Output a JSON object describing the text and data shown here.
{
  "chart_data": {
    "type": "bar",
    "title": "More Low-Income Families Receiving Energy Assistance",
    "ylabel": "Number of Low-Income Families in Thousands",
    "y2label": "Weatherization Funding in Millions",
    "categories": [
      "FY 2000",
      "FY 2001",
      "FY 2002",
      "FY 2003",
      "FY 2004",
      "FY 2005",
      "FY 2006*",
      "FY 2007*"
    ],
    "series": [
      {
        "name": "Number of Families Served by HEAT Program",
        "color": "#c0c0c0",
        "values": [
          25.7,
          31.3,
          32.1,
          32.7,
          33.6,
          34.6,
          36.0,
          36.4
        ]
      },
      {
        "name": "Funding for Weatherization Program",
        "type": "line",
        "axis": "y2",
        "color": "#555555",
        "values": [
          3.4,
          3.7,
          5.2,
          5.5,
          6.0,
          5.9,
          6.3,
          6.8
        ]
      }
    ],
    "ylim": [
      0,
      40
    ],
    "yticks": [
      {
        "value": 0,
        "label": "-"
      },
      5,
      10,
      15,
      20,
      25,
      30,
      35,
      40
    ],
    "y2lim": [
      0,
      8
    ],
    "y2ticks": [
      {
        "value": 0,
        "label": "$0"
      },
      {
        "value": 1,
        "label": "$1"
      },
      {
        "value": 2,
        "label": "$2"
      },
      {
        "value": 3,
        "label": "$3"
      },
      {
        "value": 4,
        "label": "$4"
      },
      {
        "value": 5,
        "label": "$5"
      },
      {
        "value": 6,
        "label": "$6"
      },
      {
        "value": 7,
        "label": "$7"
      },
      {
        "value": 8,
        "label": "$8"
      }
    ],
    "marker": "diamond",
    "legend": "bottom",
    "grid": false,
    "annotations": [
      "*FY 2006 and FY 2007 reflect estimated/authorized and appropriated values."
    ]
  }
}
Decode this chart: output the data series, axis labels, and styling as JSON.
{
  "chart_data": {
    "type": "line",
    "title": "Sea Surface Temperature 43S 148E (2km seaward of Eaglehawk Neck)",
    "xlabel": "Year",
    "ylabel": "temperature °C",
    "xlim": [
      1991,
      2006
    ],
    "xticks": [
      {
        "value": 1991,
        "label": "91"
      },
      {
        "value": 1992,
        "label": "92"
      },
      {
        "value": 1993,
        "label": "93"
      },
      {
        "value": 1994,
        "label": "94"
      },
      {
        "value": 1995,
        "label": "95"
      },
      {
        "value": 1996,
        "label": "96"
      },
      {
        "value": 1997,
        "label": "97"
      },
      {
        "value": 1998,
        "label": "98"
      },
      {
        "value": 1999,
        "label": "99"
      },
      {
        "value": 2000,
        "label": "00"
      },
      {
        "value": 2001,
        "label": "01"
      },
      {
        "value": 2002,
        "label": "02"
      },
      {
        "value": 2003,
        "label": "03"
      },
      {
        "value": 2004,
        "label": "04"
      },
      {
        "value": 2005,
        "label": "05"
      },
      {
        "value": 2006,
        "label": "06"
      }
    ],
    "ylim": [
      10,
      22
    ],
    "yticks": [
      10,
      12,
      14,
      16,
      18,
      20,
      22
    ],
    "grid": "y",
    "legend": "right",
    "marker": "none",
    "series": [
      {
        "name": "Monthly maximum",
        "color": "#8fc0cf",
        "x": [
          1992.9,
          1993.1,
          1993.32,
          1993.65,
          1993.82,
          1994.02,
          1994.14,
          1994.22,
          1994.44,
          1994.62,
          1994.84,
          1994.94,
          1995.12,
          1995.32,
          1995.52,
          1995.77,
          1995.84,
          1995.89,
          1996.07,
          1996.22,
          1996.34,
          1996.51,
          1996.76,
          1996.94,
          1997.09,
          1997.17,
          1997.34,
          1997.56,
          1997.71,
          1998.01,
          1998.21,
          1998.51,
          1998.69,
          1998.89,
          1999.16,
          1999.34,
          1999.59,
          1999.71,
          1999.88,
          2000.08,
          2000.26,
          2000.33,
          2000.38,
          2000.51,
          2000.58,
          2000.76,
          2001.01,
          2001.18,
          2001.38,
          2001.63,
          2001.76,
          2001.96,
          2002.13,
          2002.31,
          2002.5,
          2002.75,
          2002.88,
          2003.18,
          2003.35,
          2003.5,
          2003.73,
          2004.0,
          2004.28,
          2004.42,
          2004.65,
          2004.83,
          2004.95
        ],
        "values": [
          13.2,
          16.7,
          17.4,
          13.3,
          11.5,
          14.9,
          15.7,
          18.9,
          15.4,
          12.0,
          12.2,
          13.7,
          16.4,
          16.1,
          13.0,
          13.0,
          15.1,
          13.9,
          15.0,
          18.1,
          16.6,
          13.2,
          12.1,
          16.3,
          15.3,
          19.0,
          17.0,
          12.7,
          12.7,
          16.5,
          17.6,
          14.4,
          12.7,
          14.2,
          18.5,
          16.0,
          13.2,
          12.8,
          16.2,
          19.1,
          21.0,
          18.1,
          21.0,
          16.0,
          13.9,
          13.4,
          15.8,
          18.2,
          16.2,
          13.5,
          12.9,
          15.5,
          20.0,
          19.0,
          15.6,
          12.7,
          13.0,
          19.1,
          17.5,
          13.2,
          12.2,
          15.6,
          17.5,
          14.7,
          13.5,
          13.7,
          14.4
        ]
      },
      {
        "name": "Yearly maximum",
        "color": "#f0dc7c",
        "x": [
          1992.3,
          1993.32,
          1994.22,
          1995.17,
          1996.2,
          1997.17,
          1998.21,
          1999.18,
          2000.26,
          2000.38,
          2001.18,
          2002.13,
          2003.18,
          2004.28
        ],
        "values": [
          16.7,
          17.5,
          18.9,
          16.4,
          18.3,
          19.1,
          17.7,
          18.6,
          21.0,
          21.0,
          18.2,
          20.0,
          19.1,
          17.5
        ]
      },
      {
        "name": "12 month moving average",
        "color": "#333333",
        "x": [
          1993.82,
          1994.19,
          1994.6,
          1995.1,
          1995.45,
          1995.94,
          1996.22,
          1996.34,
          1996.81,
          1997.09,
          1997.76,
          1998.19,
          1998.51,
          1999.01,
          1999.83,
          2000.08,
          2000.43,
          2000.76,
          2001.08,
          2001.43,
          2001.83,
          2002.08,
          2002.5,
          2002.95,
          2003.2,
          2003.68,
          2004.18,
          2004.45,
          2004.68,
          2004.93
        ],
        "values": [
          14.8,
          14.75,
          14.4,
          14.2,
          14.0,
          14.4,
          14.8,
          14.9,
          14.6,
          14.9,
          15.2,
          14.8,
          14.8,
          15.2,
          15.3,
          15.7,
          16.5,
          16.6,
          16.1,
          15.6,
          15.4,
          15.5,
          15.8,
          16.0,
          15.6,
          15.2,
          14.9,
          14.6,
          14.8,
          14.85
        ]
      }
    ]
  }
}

▬▬▬▬▬▬

▶ **Goal**
Within the records above, how many lines include the word "axis"? State the number by itself.

▶ **Exercise result**
2